__TASK TO CARRY OUT__
Answer these questions about the forum thread below.
1. What show does the opening paragraph name as the performance seen at a smallish local venue?
2. How many seats down from the couple was A Bit Much sitting?
3. Where did SimplyAmorous go out to eat after the movie?

__EXCERPT PROVIDED__
:::::
The night that you're describing actually reminds me of a similar deal I went to a few years ago. It was at a smallish local venue, they had a signature drink and the performance and maybe something else afterward. What was the show, you ask? "Menopause: The Musical". I can't even count how many GNOs were probably going on in that theater, lol.


----------



## A Bit Much (Sep 14, 2011)

CandieGirl said:


> Oh, Christ. I had one of those for about 10 minutes...flushed him real fast! He started showing up randomly where I worked. Couldn't get enough of me, apparently. Yuck.


I hear you. 

This guy was the only guy in the theatre. And I went actually way after the movie had been out... like several weeks, so it wasn't crowded at all. He stuck out like a sore thumb with the GNO's that were there already, and me who went by myself. I think everyone took a glance at him and thought... HMMMM.

I just wanted to see Channing half nekkid and enjoy a couple glasses of wine and a rich chocolate dessert. I did, but yeah, sitting 3 seats down from this couple with all that going on on screen was a bit much.


----------



## SimplyAmorous (Nov 25, 2009)

A Bit Much said:


> I saw Magic Mike, and liked it, but it did bother me that a guy was there with his girl. I simply thought it was a 'chick' thing so what in the world was he doing there? What guy wants to see male strippers? My first thought was he's needy. Why? He couldn't let his girl go to a movie about strippers without a) being insecure about it or b) he's a 5 stage clinger. Neither traits I find attractive. Who knows the real reason he was there, but it's always been my thought that women in general are more private about their sexuality and preferences and feel safer expressing them with other women.


I don't understand why this would bother someone else - like at all .....

I took my husband cause it was his day off, my GF's were all working, it was playing at the $1 theater, and well....why would I want to sit there alone.... we do everything together anyway.... and went out to eat afterwards at the Olive Garden, it was an enjoyable day -while the kids were in school.
:::::
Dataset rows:
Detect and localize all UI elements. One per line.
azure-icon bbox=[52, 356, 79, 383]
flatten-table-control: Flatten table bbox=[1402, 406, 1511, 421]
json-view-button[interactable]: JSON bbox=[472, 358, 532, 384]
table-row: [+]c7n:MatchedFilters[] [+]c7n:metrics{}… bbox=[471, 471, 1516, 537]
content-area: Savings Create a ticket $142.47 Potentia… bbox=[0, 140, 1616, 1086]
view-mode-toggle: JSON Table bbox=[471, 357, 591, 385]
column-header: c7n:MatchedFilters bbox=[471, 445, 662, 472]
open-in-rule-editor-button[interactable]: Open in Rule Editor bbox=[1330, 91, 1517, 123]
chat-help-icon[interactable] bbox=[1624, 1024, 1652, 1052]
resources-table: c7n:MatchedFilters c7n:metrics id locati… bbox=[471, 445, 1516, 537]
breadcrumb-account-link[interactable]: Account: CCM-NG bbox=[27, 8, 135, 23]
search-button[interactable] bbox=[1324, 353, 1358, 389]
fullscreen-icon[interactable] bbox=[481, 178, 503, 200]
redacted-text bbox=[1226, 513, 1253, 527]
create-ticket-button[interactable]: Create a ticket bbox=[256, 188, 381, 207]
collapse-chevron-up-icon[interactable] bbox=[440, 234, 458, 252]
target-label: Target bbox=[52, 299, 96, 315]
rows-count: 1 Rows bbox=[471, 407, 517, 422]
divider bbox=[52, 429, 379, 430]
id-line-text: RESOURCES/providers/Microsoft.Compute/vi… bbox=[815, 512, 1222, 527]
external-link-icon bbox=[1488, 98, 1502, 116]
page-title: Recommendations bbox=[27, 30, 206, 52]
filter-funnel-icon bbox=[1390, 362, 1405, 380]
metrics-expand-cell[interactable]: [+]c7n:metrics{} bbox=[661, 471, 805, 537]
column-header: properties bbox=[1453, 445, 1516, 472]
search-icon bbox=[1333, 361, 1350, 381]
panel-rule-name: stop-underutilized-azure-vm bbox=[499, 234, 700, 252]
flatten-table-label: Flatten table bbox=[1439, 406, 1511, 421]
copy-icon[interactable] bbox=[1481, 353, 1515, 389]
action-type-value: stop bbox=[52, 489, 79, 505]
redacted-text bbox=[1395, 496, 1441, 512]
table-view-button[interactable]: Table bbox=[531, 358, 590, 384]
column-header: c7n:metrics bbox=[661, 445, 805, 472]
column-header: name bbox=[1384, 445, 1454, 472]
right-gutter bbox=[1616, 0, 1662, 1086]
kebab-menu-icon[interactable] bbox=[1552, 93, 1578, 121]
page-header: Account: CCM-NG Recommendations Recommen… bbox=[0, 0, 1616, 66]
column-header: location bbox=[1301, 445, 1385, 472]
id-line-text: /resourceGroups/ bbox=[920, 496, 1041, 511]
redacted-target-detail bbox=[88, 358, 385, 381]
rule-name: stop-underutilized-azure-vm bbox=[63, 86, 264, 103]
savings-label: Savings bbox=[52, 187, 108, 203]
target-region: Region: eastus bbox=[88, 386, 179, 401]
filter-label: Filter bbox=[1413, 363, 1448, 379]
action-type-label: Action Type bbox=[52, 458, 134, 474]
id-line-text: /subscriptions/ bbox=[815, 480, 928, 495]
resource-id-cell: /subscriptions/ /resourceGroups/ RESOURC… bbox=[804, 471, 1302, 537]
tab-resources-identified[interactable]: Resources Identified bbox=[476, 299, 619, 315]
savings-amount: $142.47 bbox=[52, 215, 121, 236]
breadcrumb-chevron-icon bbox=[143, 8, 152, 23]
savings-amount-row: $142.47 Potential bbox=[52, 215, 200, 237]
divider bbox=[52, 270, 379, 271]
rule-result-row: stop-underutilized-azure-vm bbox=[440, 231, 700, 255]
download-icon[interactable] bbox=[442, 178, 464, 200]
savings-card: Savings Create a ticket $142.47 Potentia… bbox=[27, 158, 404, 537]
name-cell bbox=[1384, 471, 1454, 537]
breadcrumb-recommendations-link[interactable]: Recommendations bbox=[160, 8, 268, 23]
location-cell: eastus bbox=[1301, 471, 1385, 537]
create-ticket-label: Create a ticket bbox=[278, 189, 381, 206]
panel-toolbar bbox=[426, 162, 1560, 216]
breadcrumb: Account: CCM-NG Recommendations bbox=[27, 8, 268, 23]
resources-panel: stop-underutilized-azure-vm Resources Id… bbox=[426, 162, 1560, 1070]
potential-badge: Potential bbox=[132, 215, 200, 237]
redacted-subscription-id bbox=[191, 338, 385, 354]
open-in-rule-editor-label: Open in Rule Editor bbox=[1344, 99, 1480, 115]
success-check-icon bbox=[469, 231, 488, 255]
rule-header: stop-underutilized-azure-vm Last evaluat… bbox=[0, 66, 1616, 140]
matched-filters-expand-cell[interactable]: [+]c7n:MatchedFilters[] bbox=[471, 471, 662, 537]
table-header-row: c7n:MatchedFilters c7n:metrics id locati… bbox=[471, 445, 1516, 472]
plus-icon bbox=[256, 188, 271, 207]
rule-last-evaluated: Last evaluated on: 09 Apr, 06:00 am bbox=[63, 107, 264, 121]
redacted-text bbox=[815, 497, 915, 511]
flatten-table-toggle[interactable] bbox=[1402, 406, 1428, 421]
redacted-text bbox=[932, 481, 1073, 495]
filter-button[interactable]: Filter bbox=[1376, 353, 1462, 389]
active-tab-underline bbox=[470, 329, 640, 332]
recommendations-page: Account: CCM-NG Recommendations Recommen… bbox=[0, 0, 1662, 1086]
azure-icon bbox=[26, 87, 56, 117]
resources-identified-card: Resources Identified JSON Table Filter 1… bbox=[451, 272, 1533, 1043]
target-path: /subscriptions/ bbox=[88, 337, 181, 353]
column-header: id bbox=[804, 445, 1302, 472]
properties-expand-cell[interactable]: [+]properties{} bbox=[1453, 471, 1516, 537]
:::::
__RESULT OF THIS TASK__
1. "Menopause: The Musical"
2. Three seats down
3. The Olive Garden